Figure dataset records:
'''

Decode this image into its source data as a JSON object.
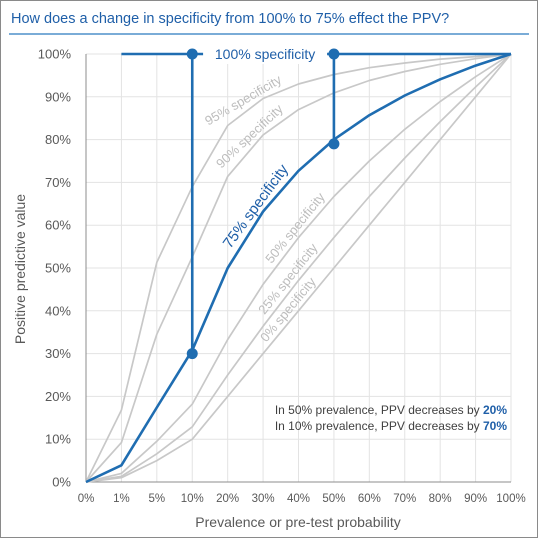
{
  "chart_data": {
    "type": "line",
    "title": "How does a change in specificity from 100% to 75%  effect the PPV?",
    "xlabel": "Prevalence or pre-test probability",
    "ylabel": "Positive predictive value",
    "x_ticks": [
      "0%",
      "1%",
      "5%",
      "10%",
      "20%",
      "30%",
      "40%",
      "50%",
      "60%",
      "70%",
      "80%",
      "90%",
      "100%"
    ],
    "x_tick_values": [
      0,
      1,
      5,
      10,
      20,
      30,
      40,
      50,
      60,
      70,
      80,
      90,
      100
    ],
    "y_ticks": [
      "0%",
      "10%",
      "20%",
      "30%",
      "40%",
      "50%",
      "60%",
      "70%",
      "80%",
      "90%",
      "100%"
    ],
    "ylim": [
      0,
      100
    ],
    "grid": true,
    "series": [
      {
        "name": "0% specificity",
        "emphasis": "grey",
        "x": [
          0,
          1,
          5,
          10,
          20,
          30,
          40,
          50,
          60,
          70,
          80,
          90,
          100
        ],
        "y": [
          0,
          1,
          5,
          10,
          20,
          30,
          40,
          50,
          60,
          70,
          80,
          90,
          100
        ]
      },
      {
        "name": "25% specificity",
        "emphasis": "grey",
        "x": [
          0,
          1,
          5,
          10,
          20,
          30,
          40,
          50,
          60,
          70,
          80,
          90,
          100
        ],
        "y": [
          0,
          1.3,
          6.6,
          12.9,
          25,
          36.4,
          47.1,
          57.1,
          66.7,
          75.7,
          84.2,
          92.3,
          100
        ]
      },
      {
        "name": "50% specificity",
        "emphasis": "grey",
        "x": [
          0,
          1,
          5,
          10,
          20,
          30,
          40,
          50,
          60,
          70,
          80,
          90,
          100
        ],
        "y": [
          0,
          2,
          9.5,
          18.2,
          33.3,
          46.2,
          57.1,
          66.7,
          75,
          82.4,
          88.9,
          94.7,
          100
        ]
      },
      {
        "name": "75% specificity",
        "emphasis": "blue",
        "x": [
          0,
          1,
          5,
          10,
          20,
          30,
          40,
          50,
          60,
          70,
          80,
          90,
          100
        ],
        "y": [
          0,
          3.9,
          17.4,
          30.8,
          50,
          63.2,
          72.7,
          80,
          85.7,
          90.3,
          94.1,
          97.3,
          100
        ]
      },
      {
        "name": "90% specificity",
        "emphasis": "grey",
        "x": [
          0,
          1,
          5,
          10,
          20,
          30,
          40,
          50,
          60,
          70,
          80,
          90,
          100
        ],
        "y": [
          0,
          9.2,
          34.5,
          52.6,
          71.4,
          81.1,
          87,
          90.9,
          93.8,
          95.9,
          97.6,
          98.9,
          100
        ]
      },
      {
        "name": "95% specificity",
        "emphasis": "grey",
        "x": [
          0,
          1,
          5,
          10,
          20,
          30,
          40,
          50,
          60,
          70,
          80,
          90,
          100
        ],
        "y": [
          0,
          16.8,
          51.3,
          69,
          83.3,
          89.6,
          93,
          95.2,
          96.8,
          97.9,
          98.8,
          99.4,
          100
        ]
      },
      {
        "name": "100% specificity",
        "emphasis": "blue",
        "x": [
          1,
          100
        ],
        "y": [
          100,
          100
        ]
      }
    ],
    "highlight_points": [
      {
        "x": 10,
        "y": 100
      },
      {
        "x": 10,
        "y": 30
      },
      {
        "x": 50,
        "y": 100
      },
      {
        "x": 50,
        "y": 79
      }
    ],
    "drop_lines": [
      {
        "x": 10,
        "from": 100,
        "to": 30
      },
      {
        "x": 50,
        "from": 100,
        "to": 79
      }
    ],
    "annotations": [
      {
        "prefix": "In 50% prevalence, PPV decreases by ",
        "value": "20%"
      },
      {
        "prefix": "In 10%  prevalence, PPV decreases by ",
        "value": "70%"
      }
    ],
    "colors": {
      "title": "#1f5fa8",
      "blue": "#1f6db1",
      "grey": "#c8c8c8",
      "grid": "#e3e3e3",
      "axis": "#8c8c8c",
      "label_blue": "#1f5fa8"
    }
  }
}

'''

Set exercise >>
Generate a word-for-word copy of the preceding records, excluding all pictures.

Full answer >>
Decode this image into its source data as a JSON object.
{
  "chart_data": {
    "type": "line",
    "title": "How does a change in specificity from 100% to 75%  effect the PPV?",
    "xlabel": "Prevalence or pre-test probability",
    "ylabel": "Positive predictive value",
    "x_ticks": [
      "0%",
      "1%",
      "5%",
      "10%",
      "20%",
      "30%",
      "40%",
      "50%",
      "60%",
      "70%",
      "80%",
      "90%",
      "100%"
    ],
    "x_tick_values": [
      0,
      1,
      5,
      10,
      20,
      30,
      40,
      50,
      60,
      70,
      80,
      90,
      100
    ],
    "y_ticks": [
      "0%",
      "10%",
      "20%",
      "30%",
      "40%",
      "50%",
      "60%",
      "70%",
      "80%",
      "90%",
      "100%"
    ],
    "ylim": [
      0,
      100
    ],
    "grid": true,
    "series": [
      {
        "name": "0% specificity",
        "emphasis": "grey",
        "x": [
          0,
          1,
          5,
          10,
          20,
          30,
          40,
          50,
          60,
          70,
          80,
          90,
          100
        ],
        "y": [
          0,
          1,
          5,
          10,
          20,
          30,
          40,
          50,
          60,
          70,
          80,
          90,
          100
        ]
      },
      {
        "name": "25% specificity",
        "emphasis": "grey",
        "x": [
          0,
          1,
          5,
          10,
          20,
          30,
          40,
          50,
          60,
          70,
          80,
          90,
          100
        ],
        "y": [
          0,
          1.3,
          6.6,
          12.9,
          25,
          36.4,
          47.1,
          57.1,
          66.7,
          75.7,
          84.2,
          92.3,
          100
        ]
      },
      {
        "name": "50% specificity",
        "emphasis": "grey",
        "x": [
          0,
          1,
          5,
          10,
          20,
          30,
          40,
          50,
          60,
          70,
          80,
          90,
          100
        ],
        "y": [
          0,
          2,
          9.5,
          18.2,
          33.3,
          46.2,
          57.1,
          66.7,
          75,
          82.4,
          88.9,
          94.7,
          100
        ]
      },
      {
        "name": "75% specificity",
        "emphasis": "blue",
        "x": [
          0,
          1,
          5,
          10,
          20,
          30,
          40,
          50,
          60,
          70,
          80,
          90,
          100
        ],
        "y": [
          0,
          3.9,
          17.4,
          30.8,
          50,
          63.2,
          72.7,
          80,
          85.7,
          90.3,
          94.1,
          97.3,
          100
        ]
      },
      {
        "name": "90% specificity",
        "emphasis": "grey",
        "x": [
          0,
          1,
          5,
          10,
          20,
          30,
          40,
          50,
          60,
          70,
          80,
          90,
          100
        ],
        "y": [
          0,
          9.2,
          34.5,
          52.6,
          71.4,
          81.1,
          87,
          90.9,
          93.8,
          95.9,
          97.6,
          98.9,
          100
        ]
      },
      {
        "name": "95% specificity",
        "emphasis": "grey",
        "x": [
          0,
          1,
          5,
          10,
          20,
          30,
          40,
          50,
          60,
          70,
          80,
          90,
          100
        ],
        "y": [
          0,
          16.8,
          51.3,
          69,
          83.3,
          89.6,
          93,
          95.2,
          96.8,
          97.9,
          98.8,
          99.4,
          100
        ]
      },
      {
        "name": "100% specificity",
        "emphasis": "blue",
        "x": [
          1,
          100
        ],
        "y": [
          100,
          100
        ]
      }
    ],
    "highlight_points": [
      {
        "x": 10,
        "y": 100
      },
      {
        "x": 10,
        "y": 30
      },
      {
        "x": 50,
        "y": 100
      },
      {
        "x": 50,
        "y": 79
      }
    ],
    "drop_lines": [
      {
        "x": 10,
        "from": 100,
        "to": 30
      },
      {
        "x": 50,
        "from": 100,
        "to": 79
      }
    ],
    "annotations": [
      {
        "prefix": "In 50% prevalence, PPV decreases by ",
        "value": "20%"
      },
      {
        "prefix": "In 10%  prevalence, PPV decreases by ",
        "value": "70%"
      }
    ],
    "colors": {
      "title": "#1f5fa8",
      "blue": "#1f6db1",
      "grey": "#c8c8c8",
      "grid": "#e3e3e3",
      "axis": "#8c8c8c",
      "label_blue": "#1f5fa8"
    }
  }
}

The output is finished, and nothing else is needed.